(The problem): Filter this data down to the lines that hold "content", and copy them.

Collected data entries:
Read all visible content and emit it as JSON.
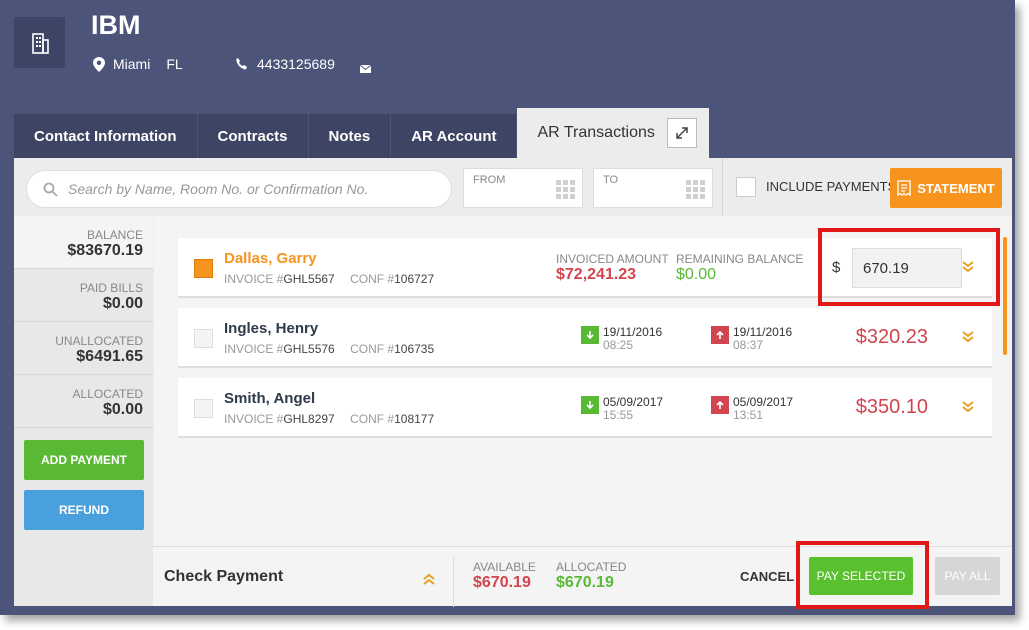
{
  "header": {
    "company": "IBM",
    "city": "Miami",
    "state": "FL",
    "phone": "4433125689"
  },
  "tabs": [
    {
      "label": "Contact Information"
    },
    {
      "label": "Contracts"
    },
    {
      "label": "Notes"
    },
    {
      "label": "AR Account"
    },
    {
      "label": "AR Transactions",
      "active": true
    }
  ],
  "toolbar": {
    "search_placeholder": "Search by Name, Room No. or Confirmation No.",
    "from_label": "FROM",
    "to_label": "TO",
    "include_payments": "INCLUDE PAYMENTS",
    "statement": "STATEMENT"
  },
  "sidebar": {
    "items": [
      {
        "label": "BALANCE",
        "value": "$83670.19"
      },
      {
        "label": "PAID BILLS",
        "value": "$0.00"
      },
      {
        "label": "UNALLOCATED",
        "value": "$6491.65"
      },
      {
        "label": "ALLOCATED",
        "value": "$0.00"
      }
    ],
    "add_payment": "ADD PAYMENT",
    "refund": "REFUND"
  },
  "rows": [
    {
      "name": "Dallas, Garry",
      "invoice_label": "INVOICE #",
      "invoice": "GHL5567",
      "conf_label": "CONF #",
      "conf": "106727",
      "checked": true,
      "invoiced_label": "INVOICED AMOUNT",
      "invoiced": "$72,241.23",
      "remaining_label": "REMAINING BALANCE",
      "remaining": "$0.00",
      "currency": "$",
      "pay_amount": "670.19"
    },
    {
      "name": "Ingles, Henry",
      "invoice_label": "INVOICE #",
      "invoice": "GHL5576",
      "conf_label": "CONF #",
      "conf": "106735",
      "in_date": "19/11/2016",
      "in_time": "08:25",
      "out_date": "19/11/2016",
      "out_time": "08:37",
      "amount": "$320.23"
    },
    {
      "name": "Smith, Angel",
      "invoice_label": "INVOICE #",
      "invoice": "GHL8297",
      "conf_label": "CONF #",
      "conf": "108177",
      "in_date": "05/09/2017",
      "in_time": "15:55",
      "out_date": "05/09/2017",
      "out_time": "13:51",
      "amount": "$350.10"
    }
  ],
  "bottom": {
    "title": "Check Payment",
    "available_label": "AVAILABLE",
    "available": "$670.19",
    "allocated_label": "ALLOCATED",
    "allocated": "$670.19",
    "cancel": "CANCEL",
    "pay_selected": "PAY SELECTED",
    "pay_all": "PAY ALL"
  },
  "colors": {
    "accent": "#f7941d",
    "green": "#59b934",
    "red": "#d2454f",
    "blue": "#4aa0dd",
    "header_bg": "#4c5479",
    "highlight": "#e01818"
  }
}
---
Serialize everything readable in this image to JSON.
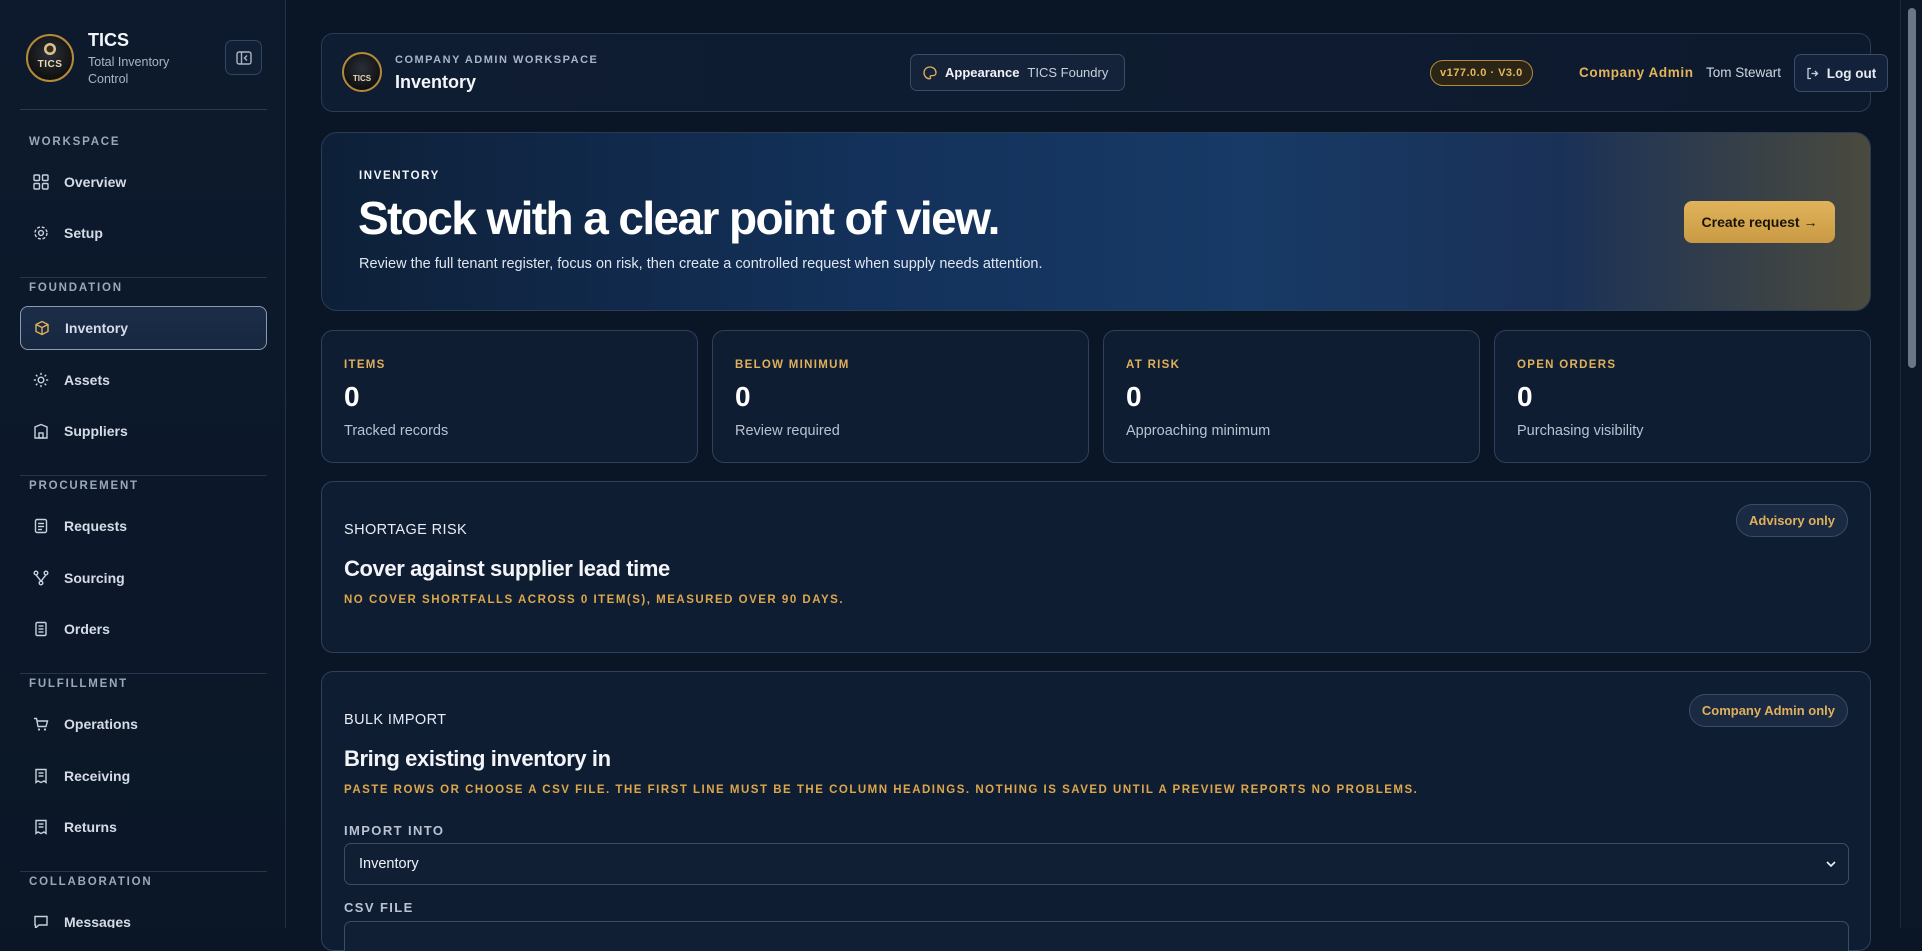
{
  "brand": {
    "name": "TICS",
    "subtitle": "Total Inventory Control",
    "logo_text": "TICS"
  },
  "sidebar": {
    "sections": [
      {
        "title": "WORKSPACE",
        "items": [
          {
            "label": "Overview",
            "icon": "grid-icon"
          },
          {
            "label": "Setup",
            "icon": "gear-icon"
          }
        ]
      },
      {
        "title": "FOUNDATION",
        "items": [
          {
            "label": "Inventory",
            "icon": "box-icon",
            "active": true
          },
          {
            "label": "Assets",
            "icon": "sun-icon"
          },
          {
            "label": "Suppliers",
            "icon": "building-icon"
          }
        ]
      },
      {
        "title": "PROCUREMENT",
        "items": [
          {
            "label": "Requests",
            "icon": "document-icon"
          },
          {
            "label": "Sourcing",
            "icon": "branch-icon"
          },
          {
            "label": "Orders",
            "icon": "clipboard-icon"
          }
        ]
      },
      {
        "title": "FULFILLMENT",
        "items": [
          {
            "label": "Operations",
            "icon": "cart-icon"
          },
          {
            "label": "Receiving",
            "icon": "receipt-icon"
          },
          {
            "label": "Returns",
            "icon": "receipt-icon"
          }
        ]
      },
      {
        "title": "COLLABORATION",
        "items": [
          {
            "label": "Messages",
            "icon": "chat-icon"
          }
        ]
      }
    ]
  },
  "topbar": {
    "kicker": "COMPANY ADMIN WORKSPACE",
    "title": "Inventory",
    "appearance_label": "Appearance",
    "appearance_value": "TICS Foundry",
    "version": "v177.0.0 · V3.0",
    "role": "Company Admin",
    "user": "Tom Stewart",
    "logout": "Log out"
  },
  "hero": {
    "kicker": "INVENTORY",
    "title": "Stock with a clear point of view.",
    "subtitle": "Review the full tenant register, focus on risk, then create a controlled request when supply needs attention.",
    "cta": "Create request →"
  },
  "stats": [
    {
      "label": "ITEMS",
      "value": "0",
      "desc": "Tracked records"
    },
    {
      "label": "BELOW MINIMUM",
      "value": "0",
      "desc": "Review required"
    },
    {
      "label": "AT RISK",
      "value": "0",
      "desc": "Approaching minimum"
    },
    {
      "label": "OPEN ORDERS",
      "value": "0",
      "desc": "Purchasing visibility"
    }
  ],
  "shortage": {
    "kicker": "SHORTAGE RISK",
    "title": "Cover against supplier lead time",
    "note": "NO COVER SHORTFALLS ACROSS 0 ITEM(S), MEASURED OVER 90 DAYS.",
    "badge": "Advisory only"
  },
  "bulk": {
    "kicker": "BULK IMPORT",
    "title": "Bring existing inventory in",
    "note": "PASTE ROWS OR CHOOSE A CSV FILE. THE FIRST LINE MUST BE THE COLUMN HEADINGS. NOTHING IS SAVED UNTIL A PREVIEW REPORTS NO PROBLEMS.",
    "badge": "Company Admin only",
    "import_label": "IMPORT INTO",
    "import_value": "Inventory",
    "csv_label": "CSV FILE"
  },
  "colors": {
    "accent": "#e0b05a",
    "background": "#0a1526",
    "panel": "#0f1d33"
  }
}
--
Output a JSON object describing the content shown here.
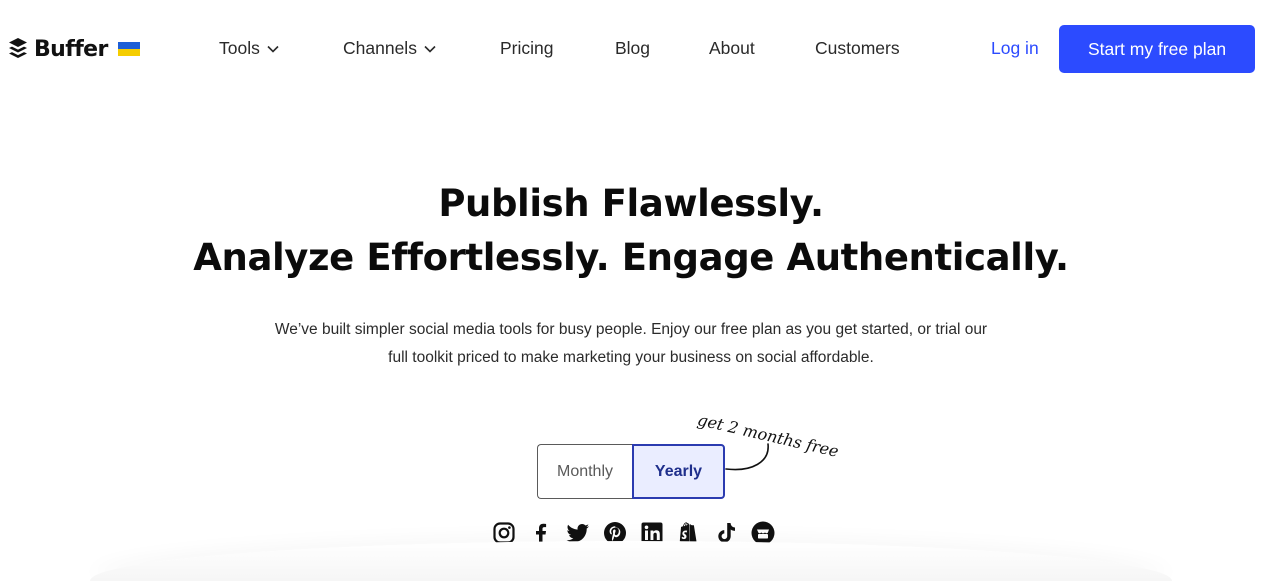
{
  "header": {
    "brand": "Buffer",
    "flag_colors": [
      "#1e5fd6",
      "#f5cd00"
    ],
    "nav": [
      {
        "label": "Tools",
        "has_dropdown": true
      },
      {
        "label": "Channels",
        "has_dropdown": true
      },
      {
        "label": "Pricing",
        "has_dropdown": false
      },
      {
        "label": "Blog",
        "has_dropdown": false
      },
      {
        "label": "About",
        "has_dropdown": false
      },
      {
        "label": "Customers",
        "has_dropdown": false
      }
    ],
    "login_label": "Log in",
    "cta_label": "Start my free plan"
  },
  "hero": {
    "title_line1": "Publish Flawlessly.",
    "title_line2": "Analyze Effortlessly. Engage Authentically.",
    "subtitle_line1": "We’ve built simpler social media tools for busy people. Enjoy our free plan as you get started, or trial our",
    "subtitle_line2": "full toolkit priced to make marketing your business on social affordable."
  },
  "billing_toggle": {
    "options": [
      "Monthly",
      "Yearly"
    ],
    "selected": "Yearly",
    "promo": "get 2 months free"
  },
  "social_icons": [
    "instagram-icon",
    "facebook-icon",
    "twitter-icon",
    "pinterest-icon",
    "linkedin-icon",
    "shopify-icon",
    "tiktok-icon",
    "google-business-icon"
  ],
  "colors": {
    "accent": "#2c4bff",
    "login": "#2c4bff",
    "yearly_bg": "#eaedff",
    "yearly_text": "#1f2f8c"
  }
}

(Solution to this problem):
Read all visible content and emit it as JSON.
Output a JSON object describing the content shown here.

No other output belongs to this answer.